Text section ->
[Start of Attachment]

Unity Physics is nonblocking on the main thread because it schedules its jobs against EndFramePhysicsSystem, which then blocks the start of the next BuildPhysicsWorld. So each physics step blocks the next one, but technically nothing else. In practice, other parts of a game are usually blocked by the result of the physics step, but you can easily run large parts of your game concurrently with the physics jobs, or with some trouble simulate physics in the background across multiple render frames. If I understand right, this is also how you should schedule your pathfinding: run an expensive job that blocks the next iteration of the system. Check out EndFramePhysicsSystem to see how they schedule it.

AFAIK, if any entities that existed during BuildPhysicsWorld are destroyed by the time the physics jobs export the results, it just barfs. But I might be wrong about that. If you’re destroying physics entities you should add the physics result as a dependency to your system to avoid that.

Pretty much, with the exception that when your physics step rate is very close to your render frame rate (like they’re both 60hz) you can encounter aliasing. Small deviations in your frame rate can cause the physics step to be skipped for one frame, and then run twice the following frame.

[End of Attachment]

Excerpted data ->
[Start of Attachment]

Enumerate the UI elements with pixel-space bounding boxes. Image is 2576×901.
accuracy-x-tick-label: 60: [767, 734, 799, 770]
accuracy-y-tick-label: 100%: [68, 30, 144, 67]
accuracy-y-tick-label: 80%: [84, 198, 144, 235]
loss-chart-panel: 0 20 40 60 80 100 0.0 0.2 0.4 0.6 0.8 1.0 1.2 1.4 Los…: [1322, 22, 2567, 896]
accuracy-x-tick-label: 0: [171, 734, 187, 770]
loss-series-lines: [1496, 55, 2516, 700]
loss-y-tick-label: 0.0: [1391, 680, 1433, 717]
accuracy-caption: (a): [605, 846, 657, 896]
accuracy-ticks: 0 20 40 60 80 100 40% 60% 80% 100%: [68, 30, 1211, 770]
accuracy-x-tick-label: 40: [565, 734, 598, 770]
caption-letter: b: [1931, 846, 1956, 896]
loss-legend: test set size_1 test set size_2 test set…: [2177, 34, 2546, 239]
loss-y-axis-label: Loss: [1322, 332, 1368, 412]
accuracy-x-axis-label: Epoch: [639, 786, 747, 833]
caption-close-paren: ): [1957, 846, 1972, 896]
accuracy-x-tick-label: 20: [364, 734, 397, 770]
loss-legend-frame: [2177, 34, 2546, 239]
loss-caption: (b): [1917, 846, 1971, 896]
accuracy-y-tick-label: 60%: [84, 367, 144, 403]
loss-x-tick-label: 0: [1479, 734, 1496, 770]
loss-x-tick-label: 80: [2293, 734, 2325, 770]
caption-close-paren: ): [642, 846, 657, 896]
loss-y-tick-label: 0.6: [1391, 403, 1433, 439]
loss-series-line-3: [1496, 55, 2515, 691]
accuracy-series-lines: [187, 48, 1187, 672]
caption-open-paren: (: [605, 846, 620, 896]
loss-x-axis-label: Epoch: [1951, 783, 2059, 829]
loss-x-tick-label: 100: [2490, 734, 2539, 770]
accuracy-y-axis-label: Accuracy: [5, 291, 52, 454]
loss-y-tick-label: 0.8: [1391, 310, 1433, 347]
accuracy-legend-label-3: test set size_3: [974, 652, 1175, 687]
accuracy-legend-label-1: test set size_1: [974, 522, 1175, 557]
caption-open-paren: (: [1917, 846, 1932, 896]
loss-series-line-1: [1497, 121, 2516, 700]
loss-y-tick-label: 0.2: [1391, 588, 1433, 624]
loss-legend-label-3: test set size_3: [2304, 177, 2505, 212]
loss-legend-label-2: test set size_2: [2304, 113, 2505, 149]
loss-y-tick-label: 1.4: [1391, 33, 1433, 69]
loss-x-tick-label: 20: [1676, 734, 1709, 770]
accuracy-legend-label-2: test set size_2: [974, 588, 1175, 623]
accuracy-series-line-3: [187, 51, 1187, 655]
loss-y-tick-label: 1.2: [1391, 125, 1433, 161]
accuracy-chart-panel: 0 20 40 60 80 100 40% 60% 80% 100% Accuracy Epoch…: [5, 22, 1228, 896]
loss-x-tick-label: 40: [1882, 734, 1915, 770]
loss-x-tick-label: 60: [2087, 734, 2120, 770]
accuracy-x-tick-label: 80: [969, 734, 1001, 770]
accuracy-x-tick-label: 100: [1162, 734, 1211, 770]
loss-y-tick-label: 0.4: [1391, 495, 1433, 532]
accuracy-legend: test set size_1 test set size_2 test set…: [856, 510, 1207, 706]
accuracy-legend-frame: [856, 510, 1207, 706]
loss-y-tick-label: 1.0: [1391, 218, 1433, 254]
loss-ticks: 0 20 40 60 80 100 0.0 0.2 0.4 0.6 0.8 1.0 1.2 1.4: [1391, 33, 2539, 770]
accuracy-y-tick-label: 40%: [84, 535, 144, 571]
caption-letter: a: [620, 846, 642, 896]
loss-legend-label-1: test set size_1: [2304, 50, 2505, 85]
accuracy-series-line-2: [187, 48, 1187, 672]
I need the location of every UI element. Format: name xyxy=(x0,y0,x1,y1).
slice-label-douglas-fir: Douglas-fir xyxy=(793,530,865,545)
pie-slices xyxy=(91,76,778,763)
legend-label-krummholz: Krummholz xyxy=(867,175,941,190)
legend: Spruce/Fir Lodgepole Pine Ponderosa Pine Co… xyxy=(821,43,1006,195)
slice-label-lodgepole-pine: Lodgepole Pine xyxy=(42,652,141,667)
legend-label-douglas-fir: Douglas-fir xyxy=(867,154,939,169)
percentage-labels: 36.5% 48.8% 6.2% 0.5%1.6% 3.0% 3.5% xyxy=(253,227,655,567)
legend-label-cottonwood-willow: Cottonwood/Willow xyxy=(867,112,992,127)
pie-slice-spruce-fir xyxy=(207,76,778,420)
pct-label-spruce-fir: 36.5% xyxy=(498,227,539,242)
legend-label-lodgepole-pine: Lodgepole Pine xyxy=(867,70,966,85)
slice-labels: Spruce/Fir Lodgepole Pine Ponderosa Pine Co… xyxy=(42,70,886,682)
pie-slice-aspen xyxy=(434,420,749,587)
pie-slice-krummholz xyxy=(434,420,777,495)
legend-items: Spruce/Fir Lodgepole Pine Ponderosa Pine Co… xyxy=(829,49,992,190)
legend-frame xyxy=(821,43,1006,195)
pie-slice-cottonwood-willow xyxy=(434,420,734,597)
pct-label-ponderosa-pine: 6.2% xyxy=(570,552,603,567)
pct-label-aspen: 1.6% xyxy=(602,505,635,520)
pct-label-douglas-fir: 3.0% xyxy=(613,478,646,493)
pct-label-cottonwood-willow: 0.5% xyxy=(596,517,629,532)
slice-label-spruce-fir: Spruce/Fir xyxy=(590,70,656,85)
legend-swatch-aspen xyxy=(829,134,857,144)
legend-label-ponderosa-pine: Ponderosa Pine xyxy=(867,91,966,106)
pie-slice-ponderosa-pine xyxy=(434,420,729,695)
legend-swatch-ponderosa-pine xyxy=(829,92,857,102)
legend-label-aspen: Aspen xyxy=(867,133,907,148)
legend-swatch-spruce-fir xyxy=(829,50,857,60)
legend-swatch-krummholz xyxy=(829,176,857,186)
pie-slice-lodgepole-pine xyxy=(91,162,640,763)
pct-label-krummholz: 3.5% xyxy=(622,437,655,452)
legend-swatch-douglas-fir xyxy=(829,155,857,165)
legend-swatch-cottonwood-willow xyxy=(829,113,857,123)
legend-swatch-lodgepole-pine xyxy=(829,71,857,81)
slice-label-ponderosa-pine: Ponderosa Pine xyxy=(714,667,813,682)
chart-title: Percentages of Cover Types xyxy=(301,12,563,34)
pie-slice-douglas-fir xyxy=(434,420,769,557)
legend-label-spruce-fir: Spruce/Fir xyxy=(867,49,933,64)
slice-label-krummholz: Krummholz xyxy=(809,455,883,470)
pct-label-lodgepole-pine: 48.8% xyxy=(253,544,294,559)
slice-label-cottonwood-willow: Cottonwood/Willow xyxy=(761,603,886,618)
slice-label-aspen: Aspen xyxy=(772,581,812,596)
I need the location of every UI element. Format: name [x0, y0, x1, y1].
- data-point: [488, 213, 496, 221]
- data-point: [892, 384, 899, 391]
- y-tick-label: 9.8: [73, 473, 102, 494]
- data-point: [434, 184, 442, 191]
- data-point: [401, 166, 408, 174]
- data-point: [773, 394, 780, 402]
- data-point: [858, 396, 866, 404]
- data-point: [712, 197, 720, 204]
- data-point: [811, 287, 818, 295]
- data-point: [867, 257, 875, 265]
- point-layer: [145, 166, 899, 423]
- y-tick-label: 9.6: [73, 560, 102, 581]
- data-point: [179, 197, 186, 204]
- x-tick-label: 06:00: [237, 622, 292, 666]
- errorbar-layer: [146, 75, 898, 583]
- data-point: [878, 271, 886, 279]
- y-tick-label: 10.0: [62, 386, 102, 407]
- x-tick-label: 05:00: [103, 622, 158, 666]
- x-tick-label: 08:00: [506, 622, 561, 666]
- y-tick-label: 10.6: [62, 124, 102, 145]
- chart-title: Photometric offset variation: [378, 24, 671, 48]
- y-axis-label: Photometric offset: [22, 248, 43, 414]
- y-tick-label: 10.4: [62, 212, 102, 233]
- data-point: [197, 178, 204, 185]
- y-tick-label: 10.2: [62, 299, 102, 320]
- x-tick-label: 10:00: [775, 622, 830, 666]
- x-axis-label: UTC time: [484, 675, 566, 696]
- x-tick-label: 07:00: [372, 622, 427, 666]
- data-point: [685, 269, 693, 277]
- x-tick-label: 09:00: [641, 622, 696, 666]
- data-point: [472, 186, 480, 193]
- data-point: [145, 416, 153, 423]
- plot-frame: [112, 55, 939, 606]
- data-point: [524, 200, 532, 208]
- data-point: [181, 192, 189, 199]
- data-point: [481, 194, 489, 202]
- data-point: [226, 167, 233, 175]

[End of Attachment]

Work item A ->
Translate this sentence from the Unity Physics text into Spanish: "So each physics step blocks the next one, but technically nothing else."
Work item B ->
Update the Unity Physics text from "AFAIK, if any" up to and including "the following frame.", changing "aliasing" to "stutter".
Work item C ->
In the Unity Physics text, what can small deviations in the frame rate cause?

Response box A ->
Así que cada paso de física bloquea el siguiente, pero técnicamente nada más.

Response box B ->
AFAIK, if any entities that existed during BuildPhysicsWorld are destroyed by the time the physics jobs export the results, it just barfs. But I might be wrong about that. If you’re destroying physics entities you should add the physics result as a dependency to your system to avoid that.

Pretty much, with the exception that when your physics step rate is very close to your render frame rate (like they’re both 60hz) you can encounter stutter. Small deviations in your frame rate can cause the physics step to be skipped for one frame, and then run twice the following frame.

Response box C ->
They can cause the physics step to be skipped for one frame and then run twice the following frame.